Scan the data below. Pull out each line where "something" occurs.

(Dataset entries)
* * * * * * *
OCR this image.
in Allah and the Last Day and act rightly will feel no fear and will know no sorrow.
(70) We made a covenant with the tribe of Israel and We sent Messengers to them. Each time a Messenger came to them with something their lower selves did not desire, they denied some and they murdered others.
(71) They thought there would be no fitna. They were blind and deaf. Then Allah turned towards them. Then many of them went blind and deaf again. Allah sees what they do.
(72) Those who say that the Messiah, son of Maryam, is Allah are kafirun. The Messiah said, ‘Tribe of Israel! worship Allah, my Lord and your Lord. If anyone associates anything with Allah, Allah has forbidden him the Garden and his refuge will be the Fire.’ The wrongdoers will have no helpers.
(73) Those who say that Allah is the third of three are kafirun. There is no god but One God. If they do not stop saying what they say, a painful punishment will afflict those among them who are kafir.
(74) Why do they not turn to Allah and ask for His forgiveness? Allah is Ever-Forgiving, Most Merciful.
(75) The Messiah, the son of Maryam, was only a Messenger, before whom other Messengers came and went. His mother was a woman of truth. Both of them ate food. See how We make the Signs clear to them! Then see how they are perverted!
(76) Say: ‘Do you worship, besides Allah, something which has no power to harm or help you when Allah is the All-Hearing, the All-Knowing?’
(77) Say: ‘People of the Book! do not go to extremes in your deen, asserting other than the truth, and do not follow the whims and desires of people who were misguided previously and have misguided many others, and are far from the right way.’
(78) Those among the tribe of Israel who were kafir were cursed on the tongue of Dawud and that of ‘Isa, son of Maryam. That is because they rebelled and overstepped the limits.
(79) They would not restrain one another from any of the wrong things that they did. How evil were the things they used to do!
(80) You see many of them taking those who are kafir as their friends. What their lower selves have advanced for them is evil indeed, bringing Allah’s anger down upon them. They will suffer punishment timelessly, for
* * * * * * *
Response for this exercise:
(70) We made a covenant with the tribe of Israel and We sent Messengers to them. Each time a Messenger came to them with something their lower selves did not desire, they denied some and they murdered others.
(76) Say: ‘Do you worship, besides Allah, something which has no power to harm or help you when Allah is the All-Hearing, the All-Knowing?’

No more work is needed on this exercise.